**Problem**. With the entries below as the source, tally the lines that contain the string "Graphic" and give the number only.

[Material for the task]

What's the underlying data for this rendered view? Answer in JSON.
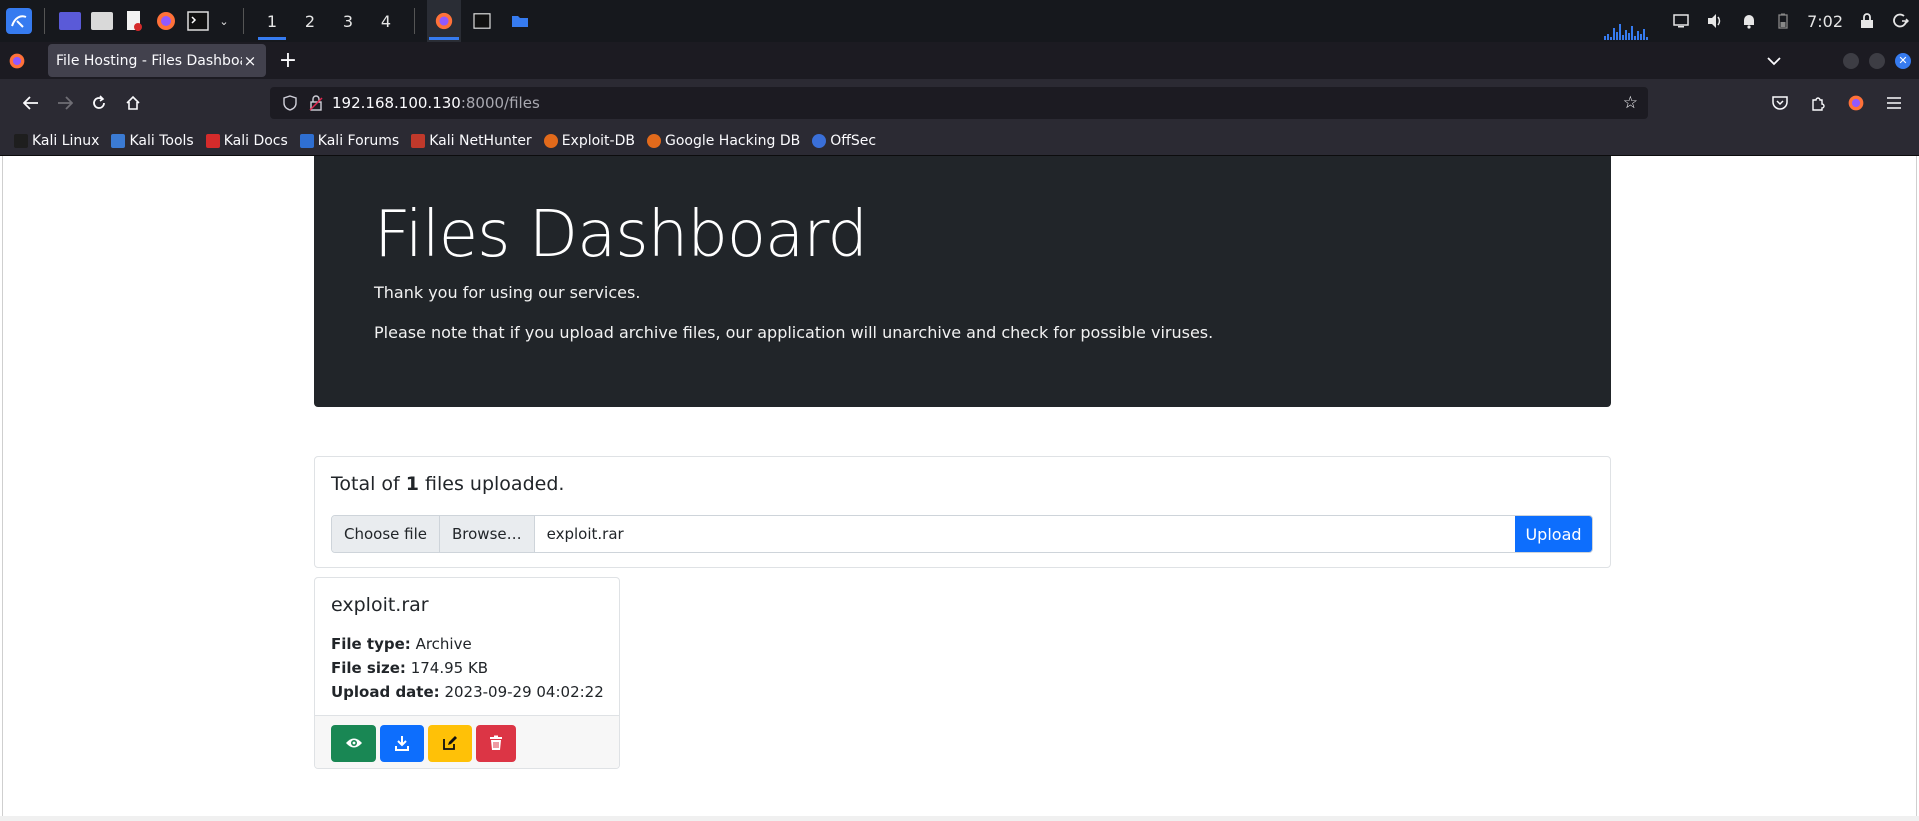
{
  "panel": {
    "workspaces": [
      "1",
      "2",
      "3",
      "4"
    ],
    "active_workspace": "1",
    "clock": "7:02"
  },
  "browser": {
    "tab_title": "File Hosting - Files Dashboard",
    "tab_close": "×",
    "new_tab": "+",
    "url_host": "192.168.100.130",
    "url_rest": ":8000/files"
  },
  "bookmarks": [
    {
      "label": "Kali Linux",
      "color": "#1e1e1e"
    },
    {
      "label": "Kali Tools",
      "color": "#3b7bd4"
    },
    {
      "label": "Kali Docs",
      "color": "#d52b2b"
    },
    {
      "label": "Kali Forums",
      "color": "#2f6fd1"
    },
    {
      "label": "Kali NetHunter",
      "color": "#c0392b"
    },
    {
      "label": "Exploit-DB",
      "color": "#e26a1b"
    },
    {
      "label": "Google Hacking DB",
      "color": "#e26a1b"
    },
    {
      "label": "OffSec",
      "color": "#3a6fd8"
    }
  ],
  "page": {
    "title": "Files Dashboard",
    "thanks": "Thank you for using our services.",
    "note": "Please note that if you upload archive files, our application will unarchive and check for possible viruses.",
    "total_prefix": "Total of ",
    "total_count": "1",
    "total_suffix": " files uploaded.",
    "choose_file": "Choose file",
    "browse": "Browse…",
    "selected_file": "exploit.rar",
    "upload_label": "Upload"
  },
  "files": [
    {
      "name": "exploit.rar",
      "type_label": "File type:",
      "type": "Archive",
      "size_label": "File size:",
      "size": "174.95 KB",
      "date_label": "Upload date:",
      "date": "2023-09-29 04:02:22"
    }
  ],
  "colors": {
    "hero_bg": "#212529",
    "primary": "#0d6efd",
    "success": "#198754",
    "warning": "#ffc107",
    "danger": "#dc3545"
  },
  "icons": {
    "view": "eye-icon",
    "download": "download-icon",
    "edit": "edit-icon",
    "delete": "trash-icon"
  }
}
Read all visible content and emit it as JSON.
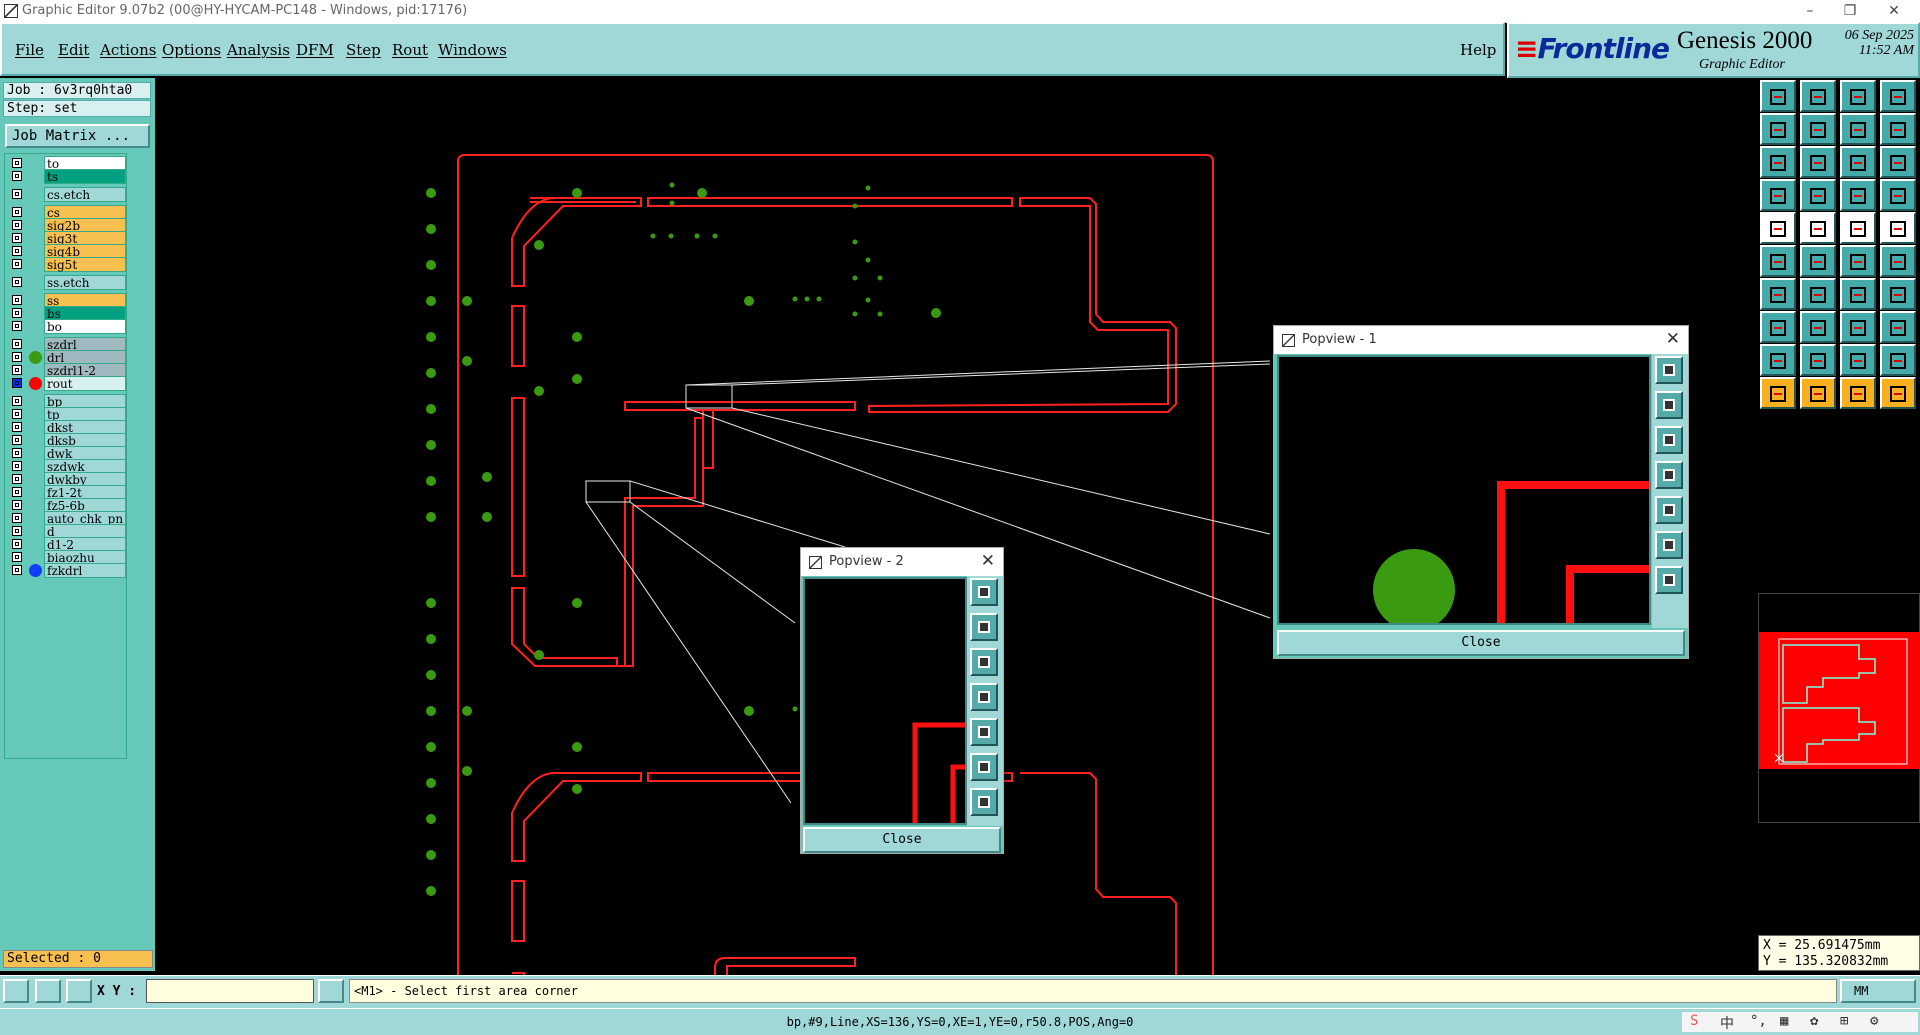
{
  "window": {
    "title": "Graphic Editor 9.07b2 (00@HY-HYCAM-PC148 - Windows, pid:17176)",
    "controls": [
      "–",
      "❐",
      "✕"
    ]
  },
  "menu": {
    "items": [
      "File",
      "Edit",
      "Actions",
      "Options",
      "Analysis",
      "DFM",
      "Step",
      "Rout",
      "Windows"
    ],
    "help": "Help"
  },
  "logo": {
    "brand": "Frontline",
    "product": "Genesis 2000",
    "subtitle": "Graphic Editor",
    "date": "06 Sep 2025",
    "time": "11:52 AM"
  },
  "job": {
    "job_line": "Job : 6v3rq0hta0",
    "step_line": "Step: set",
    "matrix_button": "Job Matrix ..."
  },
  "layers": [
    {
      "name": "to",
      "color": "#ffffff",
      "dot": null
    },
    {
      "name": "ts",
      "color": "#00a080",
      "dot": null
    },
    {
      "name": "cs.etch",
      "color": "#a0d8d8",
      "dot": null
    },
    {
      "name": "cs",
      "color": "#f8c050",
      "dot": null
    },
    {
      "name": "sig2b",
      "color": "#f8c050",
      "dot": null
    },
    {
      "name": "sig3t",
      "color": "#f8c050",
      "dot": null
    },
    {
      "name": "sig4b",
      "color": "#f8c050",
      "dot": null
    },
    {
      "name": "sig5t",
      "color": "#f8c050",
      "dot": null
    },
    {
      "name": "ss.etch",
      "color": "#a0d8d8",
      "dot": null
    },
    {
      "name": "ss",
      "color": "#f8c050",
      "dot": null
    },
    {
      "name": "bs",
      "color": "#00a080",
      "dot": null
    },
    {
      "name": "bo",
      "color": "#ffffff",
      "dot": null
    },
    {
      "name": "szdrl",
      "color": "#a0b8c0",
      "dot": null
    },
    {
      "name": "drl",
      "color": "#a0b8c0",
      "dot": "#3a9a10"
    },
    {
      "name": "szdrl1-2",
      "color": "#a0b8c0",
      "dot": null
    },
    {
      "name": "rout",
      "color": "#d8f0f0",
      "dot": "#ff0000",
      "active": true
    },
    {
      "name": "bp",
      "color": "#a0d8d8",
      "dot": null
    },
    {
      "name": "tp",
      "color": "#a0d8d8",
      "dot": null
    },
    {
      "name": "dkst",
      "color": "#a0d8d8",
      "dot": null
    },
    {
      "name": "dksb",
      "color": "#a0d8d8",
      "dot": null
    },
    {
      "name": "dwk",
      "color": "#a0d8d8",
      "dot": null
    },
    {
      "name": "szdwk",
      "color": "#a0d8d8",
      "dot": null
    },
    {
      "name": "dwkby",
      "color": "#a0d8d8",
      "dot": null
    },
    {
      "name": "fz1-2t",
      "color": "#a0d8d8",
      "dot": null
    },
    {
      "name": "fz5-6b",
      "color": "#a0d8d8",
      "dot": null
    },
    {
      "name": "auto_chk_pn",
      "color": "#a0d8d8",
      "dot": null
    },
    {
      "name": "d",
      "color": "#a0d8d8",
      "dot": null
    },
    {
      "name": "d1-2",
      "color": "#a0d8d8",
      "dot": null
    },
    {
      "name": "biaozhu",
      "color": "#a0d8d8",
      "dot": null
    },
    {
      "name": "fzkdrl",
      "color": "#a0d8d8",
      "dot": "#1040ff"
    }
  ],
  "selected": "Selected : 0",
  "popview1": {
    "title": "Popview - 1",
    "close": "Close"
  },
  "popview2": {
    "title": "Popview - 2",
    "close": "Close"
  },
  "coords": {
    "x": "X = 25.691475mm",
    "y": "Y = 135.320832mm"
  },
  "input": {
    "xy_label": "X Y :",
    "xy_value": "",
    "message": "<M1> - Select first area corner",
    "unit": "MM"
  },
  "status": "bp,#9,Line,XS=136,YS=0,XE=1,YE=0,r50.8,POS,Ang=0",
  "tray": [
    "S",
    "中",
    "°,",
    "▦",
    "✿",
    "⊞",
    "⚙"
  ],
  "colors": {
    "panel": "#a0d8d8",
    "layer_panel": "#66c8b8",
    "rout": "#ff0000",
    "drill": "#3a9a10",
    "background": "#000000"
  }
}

[/Material for the task]

**Solution for this exercise**. 2